▸ **Your instructions**
List all lines of the data that include the string "domain".
===== Items =====
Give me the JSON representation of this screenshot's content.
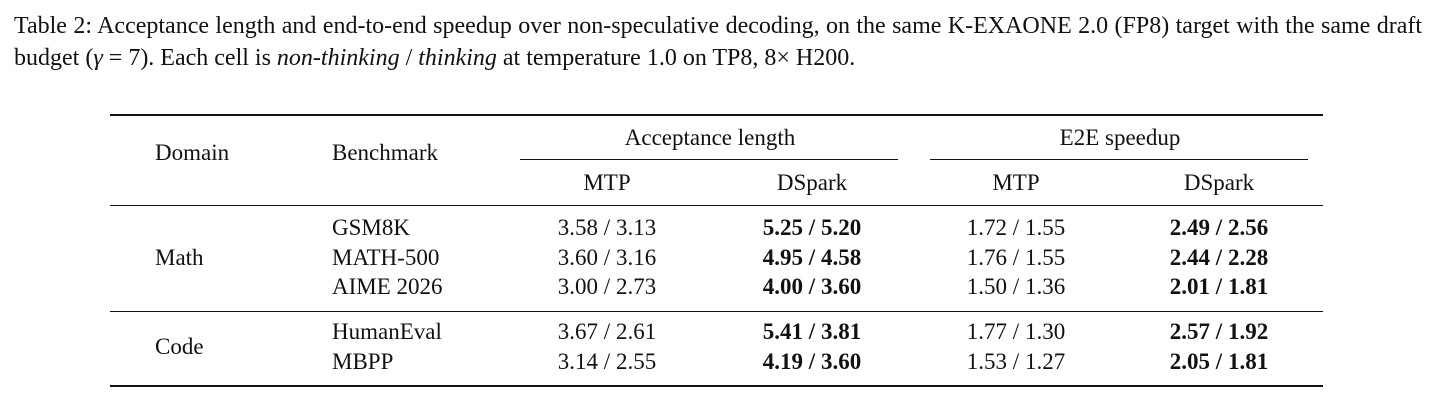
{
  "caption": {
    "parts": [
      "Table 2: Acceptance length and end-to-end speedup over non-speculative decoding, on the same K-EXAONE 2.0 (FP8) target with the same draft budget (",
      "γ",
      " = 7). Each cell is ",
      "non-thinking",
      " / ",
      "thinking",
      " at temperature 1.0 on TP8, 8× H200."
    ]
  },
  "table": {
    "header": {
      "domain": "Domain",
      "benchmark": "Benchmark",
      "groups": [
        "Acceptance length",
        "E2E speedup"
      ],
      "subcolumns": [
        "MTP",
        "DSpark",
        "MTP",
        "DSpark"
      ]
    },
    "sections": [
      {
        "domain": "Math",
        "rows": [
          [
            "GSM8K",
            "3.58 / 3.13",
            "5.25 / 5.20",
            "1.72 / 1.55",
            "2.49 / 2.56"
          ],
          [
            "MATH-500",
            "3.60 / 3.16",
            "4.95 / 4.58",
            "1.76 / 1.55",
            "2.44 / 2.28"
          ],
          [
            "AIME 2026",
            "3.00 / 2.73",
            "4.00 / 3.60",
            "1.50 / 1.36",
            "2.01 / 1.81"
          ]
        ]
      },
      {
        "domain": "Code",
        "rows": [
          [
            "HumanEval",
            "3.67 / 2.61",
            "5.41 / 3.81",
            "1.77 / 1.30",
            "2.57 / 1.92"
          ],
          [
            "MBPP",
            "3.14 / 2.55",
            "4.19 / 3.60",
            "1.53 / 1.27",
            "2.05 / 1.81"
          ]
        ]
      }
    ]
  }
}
=====
===== Items =====
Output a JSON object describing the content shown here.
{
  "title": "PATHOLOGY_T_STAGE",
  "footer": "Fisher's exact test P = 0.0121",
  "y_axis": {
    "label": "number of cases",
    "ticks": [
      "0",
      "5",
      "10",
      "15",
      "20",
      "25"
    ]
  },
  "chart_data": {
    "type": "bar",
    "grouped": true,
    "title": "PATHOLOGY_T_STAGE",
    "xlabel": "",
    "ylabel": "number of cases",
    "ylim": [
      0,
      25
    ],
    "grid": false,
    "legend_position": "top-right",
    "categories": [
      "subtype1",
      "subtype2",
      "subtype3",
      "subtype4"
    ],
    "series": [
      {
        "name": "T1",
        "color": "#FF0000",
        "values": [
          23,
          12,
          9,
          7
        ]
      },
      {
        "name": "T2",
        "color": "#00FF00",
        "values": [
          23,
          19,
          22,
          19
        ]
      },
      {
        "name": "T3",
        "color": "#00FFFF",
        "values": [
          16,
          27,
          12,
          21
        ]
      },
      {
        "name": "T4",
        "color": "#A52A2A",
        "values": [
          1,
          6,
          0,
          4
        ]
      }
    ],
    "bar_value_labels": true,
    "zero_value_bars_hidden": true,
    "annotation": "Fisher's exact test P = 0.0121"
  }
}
=====
▸ **Result of this task**
      "domain": "Domain",
        "domain": "Math",
        "domain": "Code",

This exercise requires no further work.